What needs to be done: Print, exactly and completely, every entry in the data.

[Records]
==*==

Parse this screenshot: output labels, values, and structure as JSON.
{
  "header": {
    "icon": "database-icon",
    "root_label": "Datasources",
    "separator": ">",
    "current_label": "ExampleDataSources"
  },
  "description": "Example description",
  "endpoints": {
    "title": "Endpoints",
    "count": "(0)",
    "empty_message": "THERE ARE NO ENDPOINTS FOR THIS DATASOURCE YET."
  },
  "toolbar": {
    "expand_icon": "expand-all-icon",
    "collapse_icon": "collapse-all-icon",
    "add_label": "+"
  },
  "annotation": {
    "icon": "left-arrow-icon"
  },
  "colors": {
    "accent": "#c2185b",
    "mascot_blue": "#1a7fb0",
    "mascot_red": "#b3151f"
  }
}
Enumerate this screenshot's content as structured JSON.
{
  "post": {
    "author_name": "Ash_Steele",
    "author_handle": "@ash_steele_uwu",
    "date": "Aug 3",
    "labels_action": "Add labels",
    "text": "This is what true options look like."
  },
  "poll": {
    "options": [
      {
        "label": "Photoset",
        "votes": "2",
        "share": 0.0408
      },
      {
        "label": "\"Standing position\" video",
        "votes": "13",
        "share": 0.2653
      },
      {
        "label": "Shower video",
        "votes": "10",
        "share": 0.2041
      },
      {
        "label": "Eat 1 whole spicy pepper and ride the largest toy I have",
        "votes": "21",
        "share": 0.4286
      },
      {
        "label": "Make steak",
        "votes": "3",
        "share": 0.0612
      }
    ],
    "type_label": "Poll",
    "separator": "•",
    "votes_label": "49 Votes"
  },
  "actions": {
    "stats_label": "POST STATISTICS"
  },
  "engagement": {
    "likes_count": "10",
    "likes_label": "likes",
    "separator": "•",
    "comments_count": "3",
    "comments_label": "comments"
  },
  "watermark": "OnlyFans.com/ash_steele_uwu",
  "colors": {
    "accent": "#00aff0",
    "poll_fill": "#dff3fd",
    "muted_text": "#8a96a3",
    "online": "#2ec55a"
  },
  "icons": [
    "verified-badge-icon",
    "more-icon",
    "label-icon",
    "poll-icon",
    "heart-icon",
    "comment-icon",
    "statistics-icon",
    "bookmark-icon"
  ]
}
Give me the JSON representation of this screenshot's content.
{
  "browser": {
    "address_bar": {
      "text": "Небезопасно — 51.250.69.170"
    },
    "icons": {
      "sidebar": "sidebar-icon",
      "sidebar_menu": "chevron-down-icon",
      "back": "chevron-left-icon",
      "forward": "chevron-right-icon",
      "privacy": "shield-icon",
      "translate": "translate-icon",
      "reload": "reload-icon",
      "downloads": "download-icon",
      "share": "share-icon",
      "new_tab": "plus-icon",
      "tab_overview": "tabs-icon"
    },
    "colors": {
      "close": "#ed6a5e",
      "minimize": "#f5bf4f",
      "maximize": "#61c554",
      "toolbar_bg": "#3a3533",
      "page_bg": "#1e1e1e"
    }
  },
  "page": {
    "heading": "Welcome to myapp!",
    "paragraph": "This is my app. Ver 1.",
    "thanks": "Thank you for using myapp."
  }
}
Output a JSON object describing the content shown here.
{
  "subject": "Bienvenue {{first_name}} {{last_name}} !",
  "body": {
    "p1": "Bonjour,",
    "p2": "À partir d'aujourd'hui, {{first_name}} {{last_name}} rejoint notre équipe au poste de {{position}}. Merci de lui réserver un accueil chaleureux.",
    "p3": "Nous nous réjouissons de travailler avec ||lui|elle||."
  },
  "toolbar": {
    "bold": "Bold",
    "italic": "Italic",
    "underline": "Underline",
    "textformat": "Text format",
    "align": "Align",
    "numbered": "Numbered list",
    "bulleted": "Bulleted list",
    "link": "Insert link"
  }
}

==*==

Response to this task:
Parse this screenshot: output labels, values, and structure as JSON.
{
  "header": {
    "icon": "database-icon",
    "root_label": "Datasources",
    "separator": ">",
    "current_label": "ExampleDataSources"
  },
  "description": "Example description",
  "endpoints": {
    "title": "Endpoints",
    "count": "(0)",
    "empty_message": "THERE ARE NO ENDPOINTS FOR THIS DATASOURCE YET."
  },
  "toolbar": {
    "expand_icon": "expand-all-icon",
    "collapse_icon": "collapse-all-icon",
    "add_label": "+"
  },
  "annotation": {
    "icon": "left-arrow-icon"
  },
  "colors": {
    "accent": "#c2185b",
    "mascot_blue": "#1a7fb0",
    "mascot_red": "#b3151f"
  }
}
Enumerate this screenshot's content as structured JSON.
{
  "post": {
    "author_name": "Ash_Steele",
    "author_handle": "@ash_steele_uwu",
    "date": "Aug 3",
    "labels_action": "Add labels",
    "text": "This is what true options look like."
  },
  "poll": {
    "options": [
      {
        "label": "Photoset",
        "votes": "2",
        "share": 0.0408
      },
      {
        "label": "\"Standing position\" video",
        "votes": "13",
        "share": 0.2653
      },
      {
        "label": "Shower video",
        "votes": "10",
        "share": 0.2041
      },
      {
        "label": "Eat 1 whole spicy pepper and ride the largest toy I have",
        "votes": "21",
        "share": 0.4286
      },
      {
        "label": "Make steak",
        "votes": "3",
        "share": 0.0612
      }
    ],
    "type_label": "Poll",
    "separator": "•",
    "votes_label": "49 Votes"
  },
  "actions": {
    "stats_label": "POST STATISTICS"
  },
  "engagement": {
    "likes_count": "10",
    "likes_label": "likes",
    "separator": "•",
    "comments_count": "3",
    "comments_label": "comments"
  },
  "watermark": "OnlyFans.com/ash_steele_uwu",
  "colors": {
    "accent": "#00aff0",
    "poll_fill": "#dff3fd",
    "muted_text": "#8a96a3",
    "online": "#2ec55a"
  },
  "icons": [
    "verified-badge-icon",
    "more-icon",
    "label-icon",
    "poll-icon",
    "heart-icon",
    "comment-icon",
    "statistics-icon",
    "bookmark-icon"
  ]
}
Give me the JSON representation of this screenshot's content.
{
  "browser": {
    "address_bar": {
      "text": "Небезопасно — 51.250.69.170"
    },
    "icons": {
      "sidebar": "sidebar-icon",
      "sidebar_menu": "chevron-down-icon",
      "back": "chevron-left-icon",
      "forward": "chevron-right-icon",
      "privacy": "shield-icon",
      "translate": "translate-icon",
      "reload": "reload-icon",
      "downloads": "download-icon",
      "share": "share-icon",
      "new_tab": "plus-icon",
      "tab_overview": "tabs-icon"
    },
    "colors": {
      "close": "#ed6a5e",
      "minimize": "#f5bf4f",
      "maximize": "#61c554",
      "toolbar_bg": "#3a3533",
      "page_bg": "#1e1e1e"
    }
  },
  "page": {
    "heading": "Welcome to myapp!",
    "paragraph": "This is my app. Ver 1.",
    "thanks": "Thank you for using myapp."
  }
}
Output a JSON object describing the content shown here.
{
  "subject": "Bienvenue {{first_name}} {{last_name}} !",
  "body": {
    "p1": "Bonjour,",
    "p2": "À partir d'aujourd'hui, {{first_name}} {{last_name}} rejoint notre équipe au poste de {{position}}. Merci de lui réserver un accueil chaleureux.",
    "p3": "Nous nous réjouissons de travailler avec ||lui|elle||."
  },
  "toolbar": {
    "bold": "Bold",
    "italic": "Italic",
    "underline": "Underline",
    "textformat": "Text format",
    "align": "Align",
    "numbered": "Numbered list",
    "bulleted": "Bulleted list",
    "link": "Insert link"
  }
}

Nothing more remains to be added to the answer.